• _SET EXERCISE_
Wherever a line below holds the word "these", copy that line.

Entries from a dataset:
##########

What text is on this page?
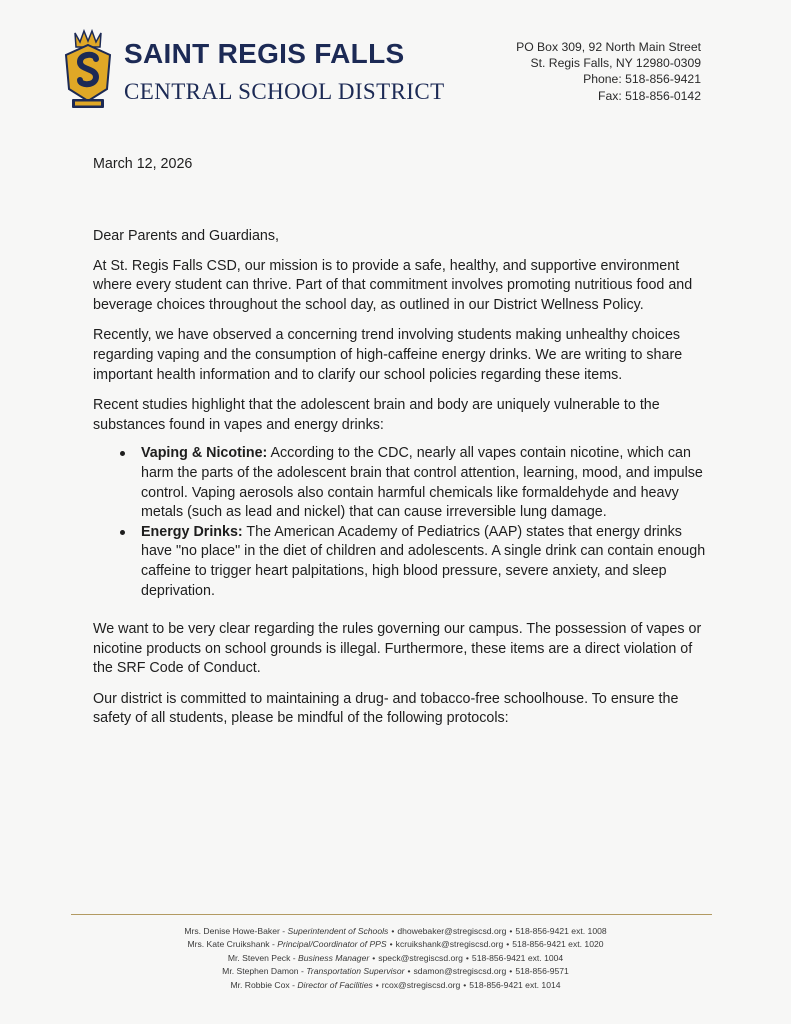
SAINT REGIS FALLS
CENTRAL SCHOOL DISTRICT
PO Box 309, 92 North Main Street
St. Regis Falls, NY 12980-0309
Phone: 518-856-9421
Fax: 518-856-0142
March 12, 2026

Dear Parents and Guardians,

At St. Regis Falls CSD, our mission is to provide a safe, healthy, and supportive environment where every student can thrive. Part of that commitment involves promoting nutritious food and beverage choices throughout the school day, as outlined in our District Wellness Policy.

Recently, we have observed a concerning trend involving students making unhealthy choices regarding vaping and the consumption of high-caffeine energy drinks. We are writing to share important health information and to clarify our school policies regarding these items.

Recent studies highlight that the adolescent brain and body are uniquely vulnerable to the substances found in vapes and energy drinks:

Vaping & Nicotine: According to the CDC, nearly all vapes contain nicotine, which can harm the parts of the adolescent brain that control attention, learning, mood, and impulse control. Vaping aerosols also contain harmful chemicals like formaldehyde and heavy metals (such as lead and nickel) that can cause irreversible lung damage.
Energy Drinks: The American Academy of Pediatrics (AAP) states that energy drinks have "no place" in the diet of children and adolescents. A single drink can contain enough caffeine to trigger heart palpitations, high blood pressure, severe anxiety, and sleep deprivation.

We want to be very clear regarding the rules governing our campus. The possession of vapes or nicotine products on school grounds is illegal. Furthermore, these items are a direct violation of the SRF Code of Conduct.

Our district is committed to maintaining a drug- and tobacco-free schoolhouse. To ensure the safety of all students, please be mindful of the following protocols:

Mrs. Denise Howe-Baker - Superintendent of Schools • dhowebaker@stregiscsd.org • 518-856-9421 ext. 1008
Mrs. Kate Cruikshank - Principal/Coordinator of PPS • kcruikshank@stregiscsd.org • 518-856-9421 ext. 1020
Mr. Steven Peck - Business Manager • speck@stregiscsd.org • 518-856-9421 ext. 1004
Mr. Stephen Damon - Transportation Supervisor • sdamon@stregiscsd.org • 518-856-9571
Mr. Robbie Cox - Director of Facilities • rcox@stregiscsd.org • 518-856-9421 ext. 1014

##########

• _WORKED ANSWER_
Recently, we have observed a concerning trend involving students making unhealthy choices regarding vaping and the consumption of high-caffeine energy drinks. We are writing to share important health information and to clarify our school policies regarding these items.
We want to be very clear regarding the rules governing our campus. The possession of vapes or nicotine products on school grounds is illegal. Furthermore, these items are a direct violation of the SRF Code of Conduct.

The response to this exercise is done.